# Work instructions
Retype the full set of records. Keep every character identical.

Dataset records
+---+
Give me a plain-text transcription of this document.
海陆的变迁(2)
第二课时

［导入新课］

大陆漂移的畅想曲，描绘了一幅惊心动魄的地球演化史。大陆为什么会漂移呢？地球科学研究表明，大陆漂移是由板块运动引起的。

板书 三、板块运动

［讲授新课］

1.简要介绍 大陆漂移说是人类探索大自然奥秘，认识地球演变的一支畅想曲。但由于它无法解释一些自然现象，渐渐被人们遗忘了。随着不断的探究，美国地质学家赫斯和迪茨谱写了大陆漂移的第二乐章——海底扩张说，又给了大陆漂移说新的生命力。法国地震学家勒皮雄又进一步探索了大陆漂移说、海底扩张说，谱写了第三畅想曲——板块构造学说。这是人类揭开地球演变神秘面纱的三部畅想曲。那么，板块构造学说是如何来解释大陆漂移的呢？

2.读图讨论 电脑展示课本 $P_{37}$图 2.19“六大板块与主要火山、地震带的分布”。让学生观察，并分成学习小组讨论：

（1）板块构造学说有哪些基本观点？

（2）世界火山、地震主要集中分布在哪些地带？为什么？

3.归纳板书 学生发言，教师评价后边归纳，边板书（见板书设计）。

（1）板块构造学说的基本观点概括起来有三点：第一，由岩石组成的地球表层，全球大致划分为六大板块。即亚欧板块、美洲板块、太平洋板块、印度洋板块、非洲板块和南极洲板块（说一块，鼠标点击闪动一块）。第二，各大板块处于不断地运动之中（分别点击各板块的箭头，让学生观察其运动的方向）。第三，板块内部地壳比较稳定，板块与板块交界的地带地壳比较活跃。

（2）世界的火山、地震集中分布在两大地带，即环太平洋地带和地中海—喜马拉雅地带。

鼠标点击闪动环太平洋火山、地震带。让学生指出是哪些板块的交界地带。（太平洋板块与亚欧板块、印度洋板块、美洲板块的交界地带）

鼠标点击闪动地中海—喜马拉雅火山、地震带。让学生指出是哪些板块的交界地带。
+---+
# Worked answer
Give me a plain-text transcription of this document.
海陆的变迁(2)
第二课时

［导入新课］

大陆漂移的畅想曲，描绘了一幅惊心动魄的地球演化史。大陆为什么会漂移呢？地球科学研究表明，大陆漂移是由板块运动引起的。

板书 三、板块运动

［讲授新课］

1.简要介绍 大陆漂移说是人类探索大自然奥秘，认识地球演变的一支畅想曲。但由于它无法解释一些自然现象，渐渐被人们遗忘了。随着不断的探究，美国地质学家赫斯和迪茨谱写了大陆漂移的第二乐章——海底扩张说，又给了大陆漂移说新的生命力。法国地震学家勒皮雄又进一步探索了大陆漂移说、海底扩张说，谱写了第三畅想曲——板块构造学说。这是人类揭开地球演变神秘面纱的三部畅想曲。那么，板块构造学说是如何来解释大陆漂移的呢？

2.读图讨论 电脑展示课本 $P_{37}$图 2.19“六大板块与主要火山、地震带的分布”。让学生观察，并分成学习小组讨论：

（1）板块构造学说有哪些基本观点？

（2）世界火山、地震主要集中分布在哪些地带？为什么？

3.归纳板书 学生发言，教师评价后边归纳，边板书（见板书设计）。

（1）板块构造学说的基本观点概括起来有三点：第一，由岩石组成的地球表层，全球大致划分为六大板块。即亚欧板块、美洲板块、太平洋板块、印度洋板块、非洲板块和南极洲板块（说一块，鼠标点击闪动一块）。第二，各大板块处于不断地运动之中（分别点击各板块的箭头，让学生观察其运动的方向）。第三，板块内部地壳比较稳定，板块与板块交界的地带地壳比较活跃。

（2）世界的火山、地震集中分布在两大地带，即环太平洋地带和地中海—喜马拉雅地带。

鼠标点击闪动环太平洋火山、地震带。让学生指出是哪些板块的交界地带。（太平洋板块与亚欧板块、印度洋板块、美洲板块的交界地带）

鼠标点击闪动地中海—喜马拉雅火山、地震带。让学生指出是哪些板块的交界地带。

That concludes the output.